::: SUPPLIED RECORDS :::
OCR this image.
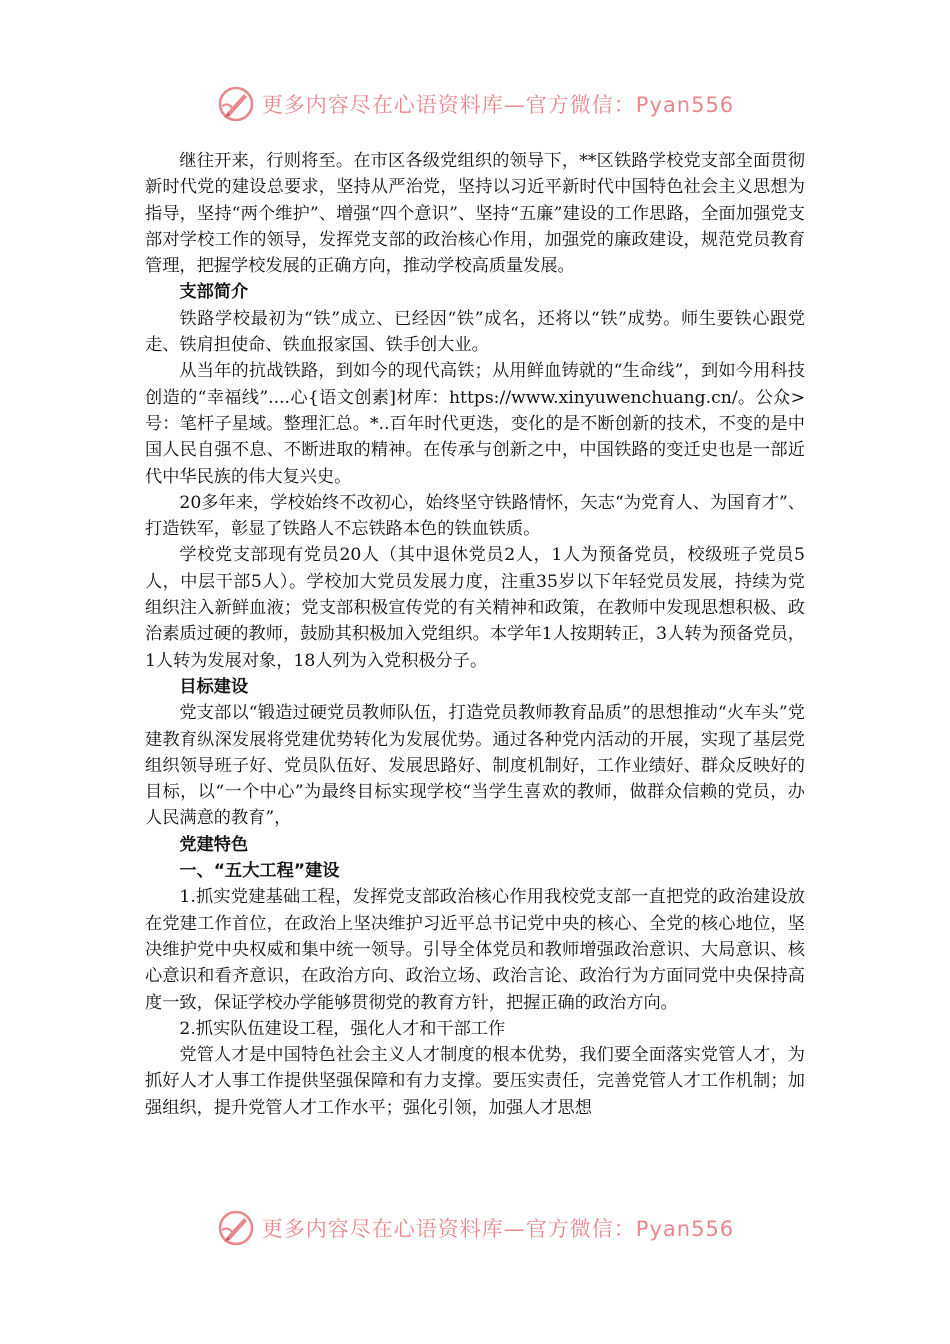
更多内容尽在心语资料库—官方微信：Pyan556

继往开来，行则将至。在市区各级党组织的领导下，**区铁路学校党支部全面贯彻新时代党的建设总要求，坚持从严治党，坚持以习近平新时代中国特色社会主义思想为指导，坚持“两个维护”、增强“四个意识”、坚持“五廉”建设的工作思路，全面加强党支部对学校工作的领导，发挥党支部的政治核心作用，加强党的廉政建设，规范党员教育管理，把握学校发展的正确方向，推动学校高质量发展。

支部简介

铁路学校最初为“铁”成立、已经因“铁”成名，还将以“铁”成势。师生要铁心跟党走、铁肩担使命、铁血报家国、铁手创大业。

从当年的抗战铁路，到如今的现代高铁；从用鲜血铸就的“生命线”，到如今用科技创造的“幸福线”....心{语文创素]材库：https://www.xinyuwenchuang.cn/。公众>号：笔杆子星域。整理汇总。*..百年时代更迭，变化的是不断创新的技术，不变的是中国人民自强不息、不断进取的精神。在传承与创新之中，中国铁路的变迁史也是一部近代中华民族的伟大复兴史。

20多年来，学校始终不改初心，始终坚守铁路情怀，矢志“为党育人、为国育才”、打造铁军，彰显了铁路人不忘铁路本色的铁血铁质。

学校党支部现有党员20人（其中退休党员2人，1人为预备党员，校级班子党员5人，中层干部5人）。学校加大党员发展力度，注重35岁以下年轻党员发展，持续为党组织注入新鲜血液；党支部积极宣传党的有关精神和政策，在教师中发现思想积极、政治素质过硬的教师，鼓励其积极加入党组织。本学年1人按期转正，3人转为预备党员，1人转为发展对象，18人列为入党积极分子。

目标建设

党支部以“锻造过硬党员教师队伍，打造党员教师教育品质”的思想推动“火车头”党建教育纵深发展将党建优势转化为发展优势。通过各种党内活动的开展，实现了基层党组织领导班子好、党员队伍好、发展思路好、制度机制好，工作业绩好、群众反映好的目标，以“一个中心”为最终目标实现学校“当学生喜欢的教师，做群众信赖的党员，办人民满意的教育”，

党建特色

一、“五大工程”建设

1.抓实党建基础工程，发挥党支部政治核心作用我校党支部一直把党的政治建设放在党建工作首位，在政治上坚决维护习近平总书记党中央的核心、全党的核心地位，坚决维护党中央权威和集中统一领导。引导全体党员和教师增强政治意识、大局意识、核心意识和看齐意识，在政治方向、政治立场、政治言论、政治行为方面同党中央保持高度一致，保证学校办学能够贯彻党的教育方针，把握正确的政治方向。

2.抓实队伍建设工程，强化人才和干部工作

党管人才是中国特色社会主义人才制度的根本优势，我们要全面落实党管人才，为抓好人才人事工作提供坚强保障和有力支撑。要压实责任，完善党管人才工作机制；加强组织，提升党管人才工作水平；强化引领，加强人才思想

更多内容尽在心语资料库—官方微信：Pyan556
:::
### WHAT THE TASK ASKS
Copy the records exactly as they appear, excluding images.

### RESPONSE FOR THIS EXERCISE
OCR this image.
更多内容尽在心语资料库—官方微信：Pyan556

继往开来，行则将至。在市区各级党组织的领导下，**区铁路学校党支部全面贯彻新时代党的建设总要求，坚持从严治党，坚持以习近平新时代中国特色社会主义思想为指导，坚持“两个维护”、增强“四个意识”、坚持“五廉”建设的工作思路，全面加强党支部对学校工作的领导，发挥党支部的政治核心作用，加强党的廉政建设，规范党员教育管理，把握学校发展的正确方向，推动学校高质量发展。

支部简介

铁路学校最初为“铁”成立、已经因“铁”成名，还将以“铁”成势。师生要铁心跟党走、铁肩担使命、铁血报家国、铁手创大业。

从当年的抗战铁路，到如今的现代高铁；从用鲜血铸就的“生命线”，到如今用科技创造的“幸福线”....心{语文创素]材库：https://www.xinyuwenchuang.cn/。公众>号：笔杆子星域。整理汇总。*..百年时代更迭，变化的是不断创新的技术，不变的是中国人民自强不息、不断进取的精神。在传承与创新之中，中国铁路的变迁史也是一部近代中华民族的伟大复兴史。

20多年来，学校始终不改初心，始终坚守铁路情怀，矢志“为党育人、为国育才”、打造铁军，彰显了铁路人不忘铁路本色的铁血铁质。

学校党支部现有党员20人（其中退休党员2人，1人为预备党员，校级班子党员5人，中层干部5人）。学校加大党员发展力度，注重35岁以下年轻党员发展，持续为党组织注入新鲜血液；党支部积极宣传党的有关精神和政策，在教师中发现思想积极、政治素质过硬的教师，鼓励其积极加入党组织。本学年1人按期转正，3人转为预备党员，1人转为发展对象，18人列为入党积极分子。

目标建设

党支部以“锻造过硬党员教师队伍，打造党员教师教育品质”的思想推动“火车头”党建教育纵深发展将党建优势转化为发展优势。通过各种党内活动的开展，实现了基层党组织领导班子好、党员队伍好、发展思路好、制度机制好，工作业绩好、群众反映好的目标，以“一个中心”为最终目标实现学校“当学生喜欢的教师，做群众信赖的党员，办人民满意的教育”，

党建特色

一、“五大工程”建设

1.抓实党建基础工程，发挥党支部政治核心作用我校党支部一直把党的政治建设放在党建工作首位，在政治上坚决维护习近平总书记党中央的核心、全党的核心地位，坚决维护党中央权威和集中统一领导。引导全体党员和教师增强政治意识、大局意识、核心意识和看齐意识，在政治方向、政治立场、政治言论、政治行为方面同党中央保持高度一致，保证学校办学能够贯彻党的教育方针，把握正确的政治方向。

2.抓实队伍建设工程，强化人才和干部工作

党管人才是中国特色社会主义人才制度的根本优势，我们要全面落实党管人才，为抓好人才人事工作提供坚强保障和有力支撑。要压实责任，完善党管人才工作机制；加强组织，提升党管人才工作水平；强化引领，加强人才思想

更多内容尽在心语资料库—官方微信：Pyan556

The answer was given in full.